**Record extracts**

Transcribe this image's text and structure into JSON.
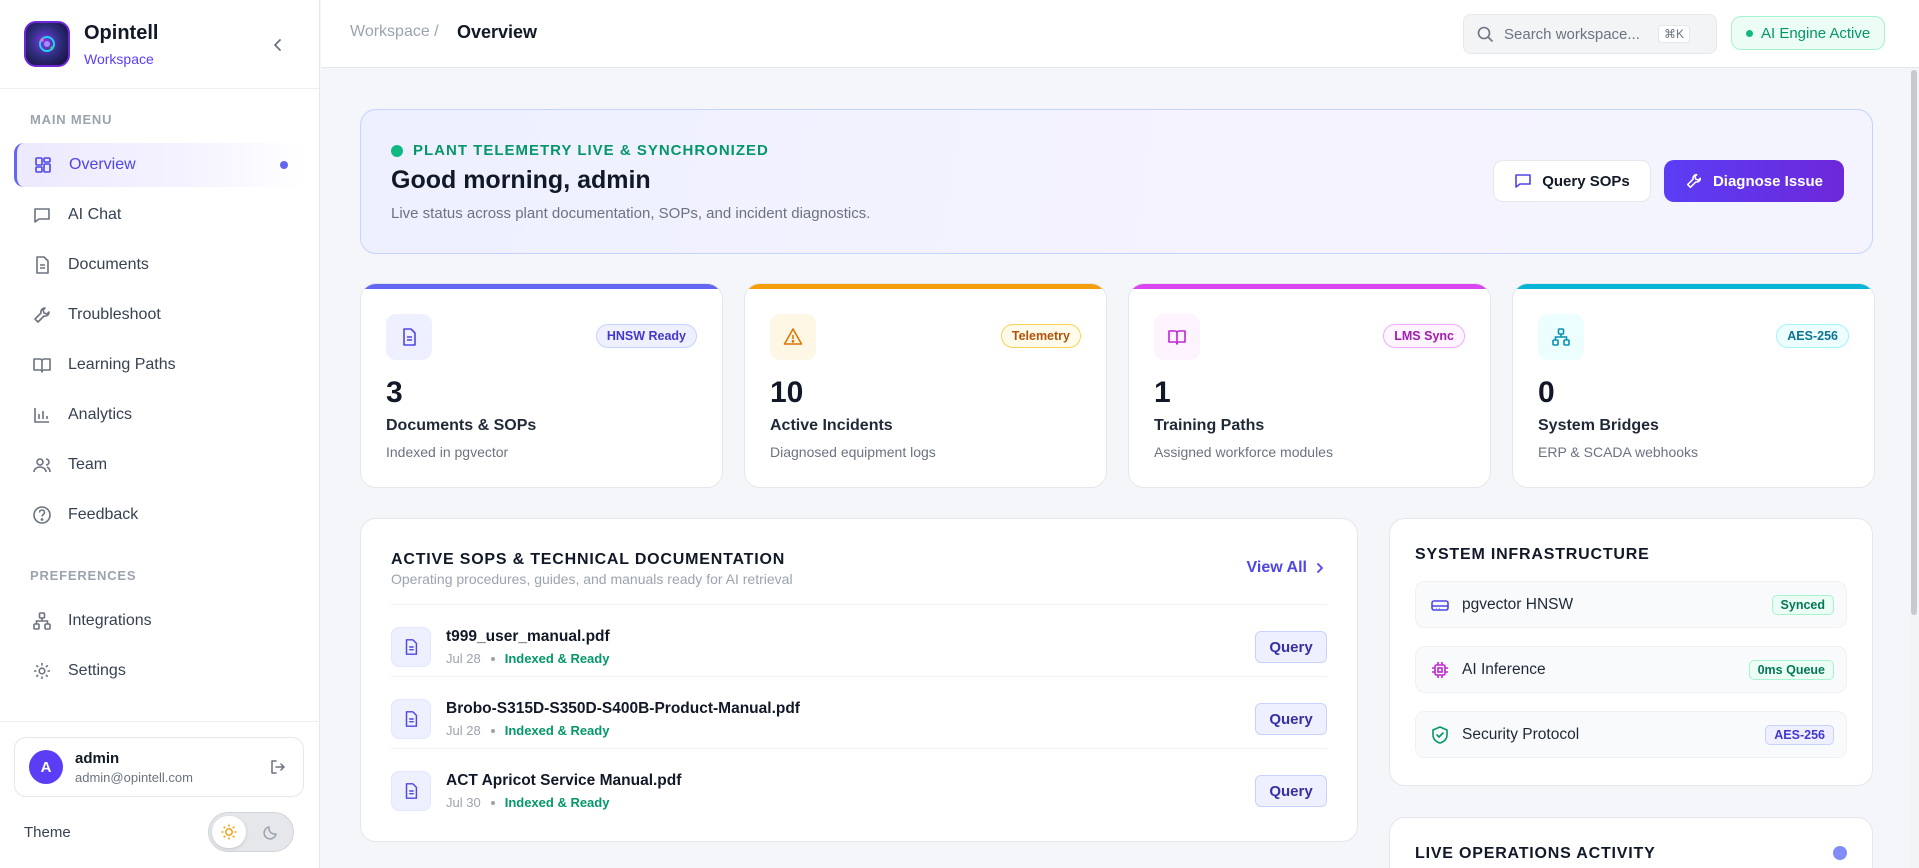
{
  "sidebar": {
    "brand_name": "Opintell",
    "brand_sub": "Workspace",
    "main_menu_label": "MAIN MENU",
    "items": [
      {
        "label": "Overview",
        "icon": "dashboard-icon",
        "active": true
      },
      {
        "label": "AI Chat",
        "icon": "chat-icon"
      },
      {
        "label": "Documents",
        "icon": "document-icon"
      },
      {
        "label": "Troubleshoot",
        "icon": "wrench-icon"
      },
      {
        "label": "Learning Paths",
        "icon": "book-icon"
      },
      {
        "label": "Analytics",
        "icon": "bar-chart-icon"
      },
      {
        "label": "Team",
        "icon": "users-icon"
      },
      {
        "label": "Feedback",
        "icon": "help-circle-icon"
      }
    ],
    "preferences_label": "PREFERENCES",
    "pref_items": [
      {
        "label": "Integrations",
        "icon": "network-icon"
      },
      {
        "label": "Settings",
        "icon": "gear-icon"
      }
    ],
    "user": {
      "initial": "A",
      "name": "admin",
      "email": "admin@opintell.com"
    },
    "theme_label": "Theme"
  },
  "topbar": {
    "breadcrumb_parent": "Workspace /",
    "breadcrumb_current": "Overview",
    "search_placeholder": "Search workspace...",
    "search_shortcut": "⌘K",
    "ai_status": "AI Engine Active"
  },
  "hero": {
    "status": "PLANT TELEMETRY LIVE & SYNCHRONIZED",
    "title": "Good morning, admin",
    "subtitle": "Live status across plant documentation, SOPs, and incident diagnostics.",
    "secondary_button": "Query SOPs",
    "primary_button": "Diagnose Issue"
  },
  "stats": [
    {
      "value": "3",
      "label": "Documents & SOPs",
      "sub": "Indexed in pgvector",
      "badge": "HNSW Ready",
      "icon": "document-icon",
      "accent": "#6366f1"
    },
    {
      "value": "10",
      "label": "Active Incidents",
      "sub": "Diagnosed equipment logs",
      "badge": "Telemetry",
      "icon": "warning-icon",
      "accent": "#f59e0b"
    },
    {
      "value": "1",
      "label": "Training Paths",
      "sub": "Assigned workforce modules",
      "badge": "LMS Sync",
      "icon": "book-icon",
      "accent": "#d946ef"
    },
    {
      "value": "0",
      "label": "System Bridges",
      "sub": "ERP & SCADA webhooks",
      "badge": "AES-256",
      "icon": "network-icon",
      "accent": "#06b6d4"
    }
  ],
  "docs": {
    "title": "ACTIVE SOPS & TECHNICAL DOCUMENTATION",
    "subtitle": "Operating procedures, guides, and manuals ready for AI retrieval",
    "view_all": "View All",
    "rows": [
      {
        "name": "t999_user_manual.pdf",
        "date": "Jul 28",
        "status": "Indexed & Ready",
        "action": "Query"
      },
      {
        "name": "Brobo-S315D-S350D-S400B-Product-Manual.pdf",
        "date": "Jul 28",
        "status": "Indexed & Ready",
        "action": "Query"
      },
      {
        "name": "ACT Apricot Service Manual.pdf",
        "date": "Jul 30",
        "status": "Indexed & Ready",
        "action": "Query"
      }
    ]
  },
  "infra": {
    "title": "SYSTEM INFRASTRUCTURE",
    "rows": [
      {
        "name": "pgvector HNSW",
        "tag": "Synced",
        "icon": "database-icon"
      },
      {
        "name": "AI Inference",
        "tag": "0ms Queue",
        "icon": "cpu-icon"
      },
      {
        "name": "Security Protocol",
        "tag": "AES-256",
        "icon": "shield-icon"
      }
    ]
  },
  "live": {
    "title": "LIVE OPERATIONS ACTIVITY"
  },
  "colors": {
    "brand": "#5b3df5",
    "success": "#10b981",
    "warning": "#f59e0b",
    "magenta": "#d946ef",
    "cyan": "#06b6d4"
  }
}
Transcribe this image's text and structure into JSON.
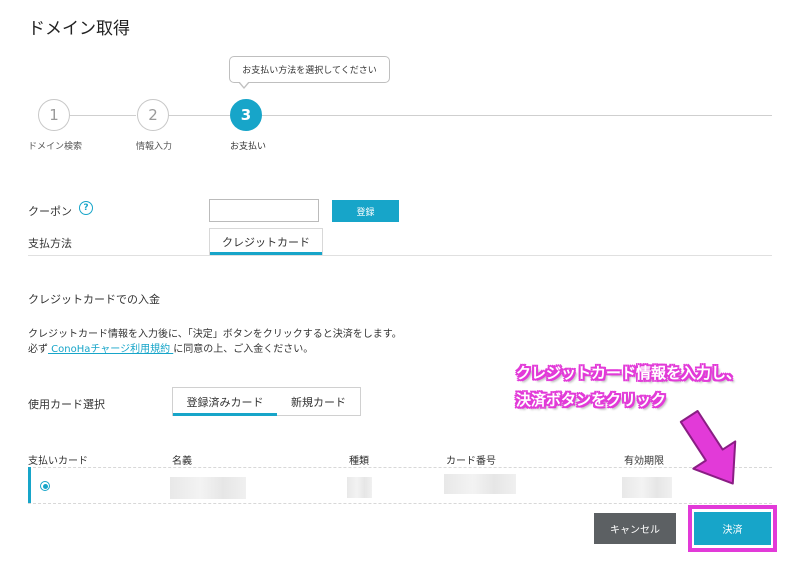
{
  "page": {
    "title": "ドメイン取得"
  },
  "tooltip": {
    "text": "お支払い方法を選択してください"
  },
  "steps": [
    {
      "number": "1",
      "label": "ドメイン検索"
    },
    {
      "number": "2",
      "label": "情報入力"
    },
    {
      "number": "3",
      "label": "お支払い"
    }
  ],
  "coupon": {
    "label": "クーポン",
    "help": "?",
    "value": "",
    "register_label": "登録"
  },
  "payment_method": {
    "label": "支払方法",
    "tab": "クレジットカード"
  },
  "credit_section": {
    "heading": "クレジットカードでの入金",
    "line1": "クレジットカード情報を入力後に、「決定」ボタンをクリックすると決済をします。",
    "line2_prefix": "必ず",
    "line2_link": " ConoHaチャージ利用規約 ",
    "line2_suffix": "に同意の上、ご入金ください。"
  },
  "card_select": {
    "label": "使用カード選択",
    "tabs": [
      "登録済みカード",
      "新規カード"
    ]
  },
  "table": {
    "headers": [
      "支払いカード",
      "名義",
      "種類",
      "カード番号",
      "有効期限"
    ]
  },
  "buttons": {
    "cancel": "キャンセル",
    "pay": "決済"
  },
  "annotation": {
    "line1": "クレジットカード情報を入力し、",
    "line2": "決済ボタンをクリック"
  },
  "colors": {
    "accent": "#17a5c9",
    "highlight": "#e23ad8",
    "cancel": "#5c6063"
  }
}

**Problem requirements**
Without the pictures, restate all the entries above exactly.

**Reply**
Transcribe this image's text and structure into JSON.
{
  "sidebar": {
    "brand_name": "Opintell",
    "brand_sub": "Workspace",
    "main_menu_label": "MAIN MENU",
    "items": [
      {
        "label": "Overview",
        "icon": "dashboard-icon",
        "active": true
      },
      {
        "label": "AI Chat",
        "icon": "chat-icon"
      },
      {
        "label": "Documents",
        "icon": "document-icon"
      },
      {
        "label": "Troubleshoot",
        "icon": "wrench-icon"
      },
      {
        "label": "Learning Paths",
        "icon": "book-icon"
      },
      {
        "label": "Analytics",
        "icon": "bar-chart-icon"
      },
      {
        "label": "Team",
        "icon": "users-icon"
      },
      {
        "label": "Feedback",
        "icon": "help-circle-icon"
      }
    ],
    "preferences_label": "PREFERENCES",
    "pref_items": [
      {
        "label": "Integrations",
        "icon": "network-icon"
      },
      {
        "label": "Settings",
        "icon": "gear-icon"
      }
    ],
    "user": {
      "initial": "A",
      "name": "admin",
      "email": "admin@opintell.com"
    },
    "theme_label": "Theme"
  },
  "topbar": {
    "breadcrumb_parent": "Workspace /",
    "breadcrumb_current": "Overview",
    "search_placeholder": "Search workspace...",
    "search_shortcut": "⌘K",
    "ai_status": "AI Engine Active"
  },
  "hero": {
    "status": "PLANT TELEMETRY LIVE & SYNCHRONIZED",
    "title": "Good morning, admin",
    "subtitle": "Live status across plant documentation, SOPs, and incident diagnostics.",
    "secondary_button": "Query SOPs",
    "primary_button": "Diagnose Issue"
  },
  "stats": [
    {
      "value": "3",
      "label": "Documents & SOPs",
      "sub": "Indexed in pgvector",
      "badge": "HNSW Ready",
      "icon": "document-icon",
      "accent": "#6366f1"
    },
    {
      "value": "10",
      "label": "Active Incidents",
      "sub": "Diagnosed equipment logs",
      "badge": "Telemetry",
      "icon": "warning-icon",
      "accent": "#f59e0b"
    },
    {
      "value": "1",
      "label": "Training Paths",
      "sub": "Assigned workforce modules",
      "badge": "LMS Sync",
      "icon": "book-icon",
      "accent": "#d946ef"
    },
    {
      "value": "0",
      "label": "System Bridges",
      "sub": "ERP & SCADA webhooks",
      "badge": "AES-256",
      "icon": "network-icon",
      "accent": "#06b6d4"
    }
  ],
  "docs": {
    "title": "ACTIVE SOPS & TECHNICAL DOCUMENTATION",
    "subtitle": "Operating procedures, guides, and manuals ready for AI retrieval",
    "view_all": "View All",
    "rows": [
      {
        "name": "t999_user_manual.pdf",
        "date": "Jul 28",
        "status": "Indexed & Ready",
        "action": "Query"
      },
      {
        "name": "Brobo-S315D-S350D-S400B-Product-Manual.pdf",
        "date": "Jul 28",
        "status": "Indexed & Ready",
        "action": "Query"
      },
      {
        "name": "ACT Apricot Service Manual.pdf",
        "date": "Jul 30",
        "status": "Indexed & Ready",
        "action": "Query"
      }
    ]
  },
  "infra": {
    "title": "SYSTEM INFRASTRUCTURE",
    "rows": [
      {
        "name": "pgvector HNSW",
        "tag": "Synced",
        "icon": "database-icon"
      },
      {
        "name": "AI Inference",
        "tag": "0ms Queue",
        "icon": "cpu-icon"
      },
      {
        "name": "Security Protocol",
        "tag": "AES-256",
        "icon": "shield-icon"
      }
    ]
  },
  "live": {
    "title": "LIVE OPERATIONS ACTIVITY"
  },
  "colors": {
    "brand": "#5b3df5",
    "success": "#10b981",
    "warning": "#f59e0b",
    "magenta": "#d946ef",
    "cyan": "#06b6d4"
  }
}
Transcribe this image's text and structure into JSON.
{
  "page": {
    "title": "ドメイン取得"
  },
  "tooltip": {
    "text": "お支払い方法を選択してください"
  },
  "steps": [
    {
      "number": "1",
      "label": "ドメイン検索"
    },
    {
      "number": "2",
      "label": "情報入力"
    },
    {
      "number": "3",
      "label": "お支払い"
    }
  ],
  "coupon": {
    "label": "クーポン",
    "help": "?",
    "value": "",
    "register_label": "登録"
  },
  "payment_method": {
    "label": "支払方法",
    "tab": "クレジットカード"
  },
  "credit_section": {
    "heading": "クレジットカードでの入金",
    "line1": "クレジットカード情報を入力後に、「決定」ボタンをクリックすると決済をします。",
    "line2_prefix": "必ず",
    "line2_link": " ConoHaチャージ利用規約 ",
    "line2_suffix": "に同意の上、ご入金ください。"
  },
  "card_select": {
    "label": "使用カード選択",
    "tabs": [
      "登録済みカード",
      "新規カード"
    ]
  },
  "table": {
    "headers": [
      "支払いカード",
      "名義",
      "種類",
      "カード番号",
      "有効期限"
    ]
  },
  "buttons": {
    "cancel": "キャンセル",
    "pay": "決済"
  },
  "annotation": {
    "line1": "クレジットカード情報を入力し、",
    "line2": "決済ボタンをクリック"
  },
  "colors": {
    "accent": "#17a5c9",
    "highlight": "#e23ad8",
    "cancel": "#5c6063"
  }
}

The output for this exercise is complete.